Bühne frei für Reno Sweeny!

„Anything Goes“ von Cole Porter im Wuppertaler TiC-Theater

von Frank Becker

Jennifer Pahlke als Reno Sweeny - Foto © Martin Mazur
We got a kick out of her
oder
Bühne frei für Reno Sweeny!
 
Das Musical „Anything Goes“ von Cole Porter
in einer schmissigen Fassung im Wuppertaler TiC-Theater
Premiere am 9. Mai 2015 im Atelier Unterkirchen
 
Inszenierung: Ralf Budde - Musikalische Leitung: Stefan Hüfner - Choroeografie: Dana Großmann - Bühne & Kostüme: Kerstin Faber
Besetzung (der Premiere): Reno Sweeny (Jennifer Pahlke) – Erma (Anastasiia Jungk) - Hope Harcourt (Charlotte Reinke) – Evangeline Harcourt (Dorina Joch) – Barkeeper/Matrose/FBI-Agent/Reporter/Erzengel (Phillip Flanze) – Billy Crocker (Christopher Geiß) - Elisha Whitney (Torsten Kress) – Lord Evelyn Oakleigh (Florian Sigmund) – Moonface Martin (Wolfgang Sprotte) – Reverend Dobson (Dennis Gottschalk) - Kapitän (Tobias Unverzagt)
 
Anything Goes
 
Im Wuppertaler TiC-Theater scheint alles zu gehen. Erneut bewiesen mit einer glanzvollen Inszenierung des Cole-Porter-Erfolgsmusicals „Anything Goes“ am vergangenen Samstag.
Was alles passieren kann, wenn sich auf der Passage New York/London an Bord eines Luxusliners die sogenannten „Spitzen der Gesellschaft“, Ganoven auf der Flucht, Börsenmakler, Prediger, Blinde Passagiere und Liebesleute begegnen, ist Gegenstand dieses temporeichen Musicals, für dessen Gelingen der große Cole Porter die schmissigen Songs komponiert und ein Erfolgsteam aus Guy Bolton, P.G. Wodehouse, Howard Lindsay und Russell Crouse die Texte geschrieben hat. In einer Neufassung von Timothy Crouse und John Weidman und einer frischen deutschen Übersetzung von Christian Severin (Dialoge) und Hartmut H. Forche/Lind Winiewicz (Lieder) bringt Ralf Budde es pointensicher und unerhört flott auf die Bühne des TiC-Ateliers. Stefan Hüfner hat wie bewährt die Musik arrangiert und eingespielt, sowie die Background-Chor-Einlagen (live!) arrangiert. Der Sound ist Broadway-reif. Chapeau!
-.-.-
_SCHRIFTLICHE AUFGABE:_ Führen Sie die Besprechung der „Anything Goes“-Inszenierung im Wuppertaler TiC-Theater oben weiter, beginnend nach ihrem letzten Satz.

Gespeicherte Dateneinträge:
-.-.-
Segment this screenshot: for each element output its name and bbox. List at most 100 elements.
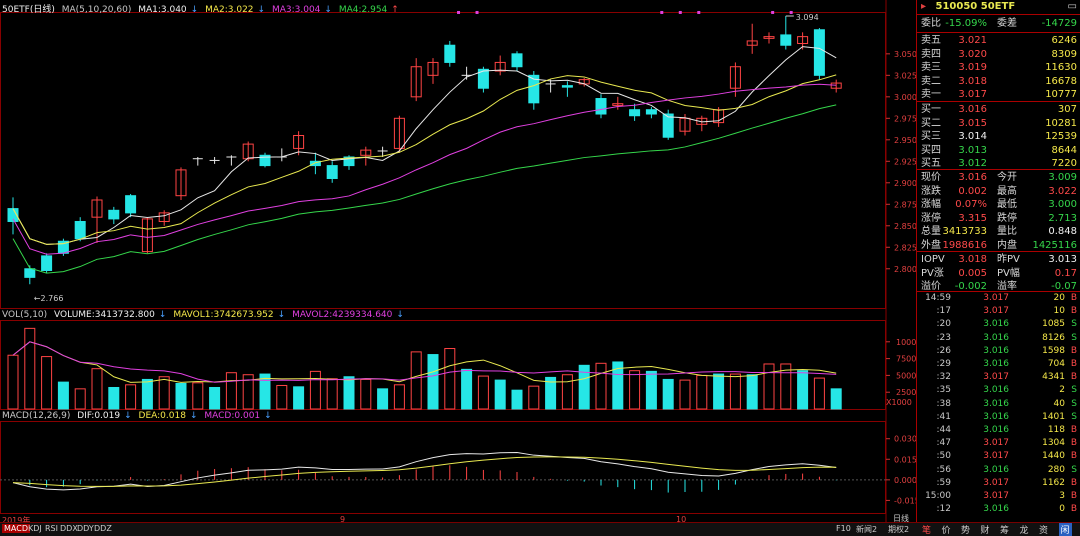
tab-ddx[interactable]: DDX bbox=[60, 524, 78, 533]
candle-body bbox=[645, 109, 657, 115]
tick-side: S bbox=[1071, 319, 1077, 330]
candle-body bbox=[511, 53, 523, 68]
tick-time: :44 bbox=[936, 425, 951, 435]
tick-price: 3.016 bbox=[983, 345, 1009, 356]
side-tab[interactable]: 价 bbox=[942, 523, 951, 536]
volume-bar bbox=[662, 378, 674, 410]
tick-side: S bbox=[1071, 398, 1077, 409]
tick-price: 3.017 bbox=[983, 491, 1009, 501]
volume-bar bbox=[158, 376, 170, 410]
macd-label: MACD(12,26,9) bbox=[2, 411, 71, 421]
tab-f10[interactable]: F10 bbox=[836, 524, 851, 533]
tick-side: B bbox=[1070, 438, 1077, 449]
side-tab[interactable]: 龙 bbox=[1020, 523, 1029, 536]
ma1-arrow-down-icon: ↓ bbox=[190, 5, 199, 15]
volume-value: VOLUME:3413732.800 bbox=[54, 310, 155, 320]
side-tab[interactable]: 财 bbox=[981, 523, 990, 536]
price-tick-label: 2.850 bbox=[894, 222, 916, 231]
tick-qty: 1401 bbox=[1042, 411, 1065, 422]
tab-news[interactable]: 新闻2 bbox=[856, 524, 877, 535]
candle-body bbox=[125, 195, 137, 214]
ma3-arrow-down-icon: ↓ bbox=[324, 5, 332, 15]
mavol1-arrow-down-icon: ↓ bbox=[277, 310, 286, 320]
volume-bar bbox=[57, 381, 69, 410]
kline-svg[interactable]: 3.050 3.025 3.000 2.975 2.950 2.925 2.900 2.875… bbox=[0, 0, 916, 535]
side-tab[interactable]: 资 bbox=[1039, 523, 1048, 536]
tick-time: 14:59 bbox=[925, 293, 951, 303]
tick-price: 3.017 bbox=[983, 293, 1009, 303]
weicha-label: 委差 bbox=[997, 18, 1017, 29]
tick-side: S bbox=[1071, 411, 1077, 422]
bid-label: 买五 bbox=[921, 158, 941, 169]
tick-time: :38 bbox=[936, 398, 951, 409]
tab-ddz[interactable]: DDZ bbox=[94, 524, 112, 533]
volume-bar bbox=[125, 384, 137, 410]
tab-ddy[interactable]: DDY bbox=[77, 524, 94, 533]
tick-row: :23 3.016 8126 S bbox=[917, 332, 1080, 344]
candle-body bbox=[595, 98, 607, 115]
macd-arrow-down-icon: ↓ bbox=[264, 411, 272, 421]
tick-price: 3.017 bbox=[983, 306, 1009, 317]
price-tick-label: 2.825 bbox=[894, 243, 916, 252]
mavol1-line bbox=[12, 341, 837, 383]
tick-price: 3.016 bbox=[983, 504, 1009, 515]
ask-label: 卖一 bbox=[921, 89, 941, 100]
candle-body bbox=[74, 220, 86, 240]
tab-rsi[interactable]: RSI bbox=[45, 524, 58, 533]
event-marker-icon: ▪ bbox=[678, 9, 682, 16]
side-tab[interactable]: 笔 bbox=[922, 523, 931, 536]
side-tab[interactable]: 筹 bbox=[1000, 523, 1009, 536]
volume-bar bbox=[729, 373, 741, 410]
volume-bar bbox=[477, 375, 489, 410]
side-tab[interactable]: 势 bbox=[961, 523, 970, 536]
tick-qty: 40 bbox=[1053, 398, 1065, 409]
window-icon[interactable]: ▭ bbox=[1068, 0, 1077, 14]
side-tab[interactable]: 闲 bbox=[1058, 523, 1072, 536]
chart-area[interactable]: 3.050 3.025 3.000 2.975 2.950 2.925 2.900 2.875… bbox=[0, 0, 916, 536]
candle-body bbox=[444, 44, 456, 63]
dif-value: DIF:0.019 bbox=[77, 411, 121, 421]
tick-row: :26 3.016 1598 B bbox=[917, 345, 1080, 357]
price-tick-label: 3.050 bbox=[894, 50, 916, 59]
play-icon[interactable]: ▸ bbox=[921, 1, 926, 12]
bid-row: 买五 3.012 7220 bbox=[917, 156, 1080, 171]
volume-bar bbox=[74, 388, 86, 410]
tick-row: :12 3.016 0 B bbox=[917, 503, 1080, 515]
tab-futures[interactable]: 期权2 bbox=[888, 524, 909, 535]
tick-row: :29 3.016 704 B bbox=[917, 358, 1080, 370]
vol-tick-label: 7500 bbox=[896, 355, 916, 364]
volume-bar bbox=[813, 377, 825, 410]
tick-row: 14:59 3.017 20 B bbox=[917, 292, 1080, 304]
volume-bar bbox=[427, 354, 439, 410]
macd-tick-label: 0.000 bbox=[894, 476, 916, 485]
ask-price: 3.017 bbox=[958, 89, 987, 100]
volume-bar bbox=[595, 362, 607, 410]
candle-body bbox=[629, 109, 641, 117]
tick-qty: 8126 bbox=[1042, 332, 1065, 343]
period-daily[interactable]: 日线 bbox=[893, 513, 909, 524]
volume-bar bbox=[276, 384, 288, 410]
candle-body bbox=[41, 255, 53, 271]
tick-price: 3.017 bbox=[983, 451, 1009, 462]
price-tick-label: 2.800 bbox=[894, 265, 916, 274]
volume-bar bbox=[141, 378, 153, 410]
candle-body bbox=[326, 165, 338, 179]
price-panel-frame bbox=[0, 12, 886, 309]
tick-price: 3.016 bbox=[983, 398, 1009, 409]
tab-kdj[interactable]: KDJ bbox=[28, 524, 42, 533]
volume-bar bbox=[343, 376, 355, 410]
tab-macd[interactable]: MACD bbox=[2, 524, 30, 533]
weibi-label: 委比 bbox=[921, 18, 941, 29]
tick-row: :41 3.016 1401 S bbox=[917, 411, 1080, 423]
tick-row: :20 3.016 1085 S bbox=[917, 318, 1080, 330]
tick-side: B bbox=[1070, 477, 1077, 488]
indicator-tab-bar: MACD KDJ RSI DDX DDY DDZ F10 新闻2 期权2 bbox=[0, 522, 916, 536]
ma2-arrow-down-icon: ↓ bbox=[257, 5, 266, 15]
tick-qty: 704 bbox=[1047, 359, 1065, 369]
tick-time: :32 bbox=[936, 372, 951, 383]
macd-value: MACD:0.001 bbox=[204, 411, 261, 421]
main-title: 50ETF(日线) bbox=[2, 5, 55, 15]
tick-side: B bbox=[1070, 451, 1077, 462]
stat-value: 1988616 bbox=[942, 239, 987, 251]
tick-row: 15:00 3.017 3 B bbox=[917, 490, 1080, 502]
-.-.-
_DIE ANTWORT:_
 
Promi-Sucht
 
An Bord der „M.S. America“ tummelt sich eine bunte Gesellschaft, werden raffiniert eingestielte Börsengeschäfte doch nicht abgeschlossen, Ehen hingegen geschlossen – wenn auch nicht wie geplant – Ganoven hofiert, solange sie Staatsfeind Nr.1 sind und Charaktere decouvriert. Daß P.G. Wodehouse am Script des 1934er Originals maßgeblich beteiligt war, ist unschwer zu erkennen. Die bissige Kritik an der britischen Society seiner großartigen Jeeves-Romane findet auch hier ihren Niederschlag. Mehr noch zieht er auch elegant der amerikanischen Dekadenz der 30er Jahre die Maske vom Gesicht. Zu sehr wurden damals Verbrecher wie Al Capone und Lucky Luciano von Öffentlichkeit und Presse hofiert. Ralf Budde gibt dem, angelehnt an die aktuelle Begeisterung für „Promis“ der 4. Kategorie und andere Niemande in den deutschen Medien durch seinen Kapitän (Tobias Unverzagt) und die unersättliche Sensationspresse ironisch und gelungen Gestalt.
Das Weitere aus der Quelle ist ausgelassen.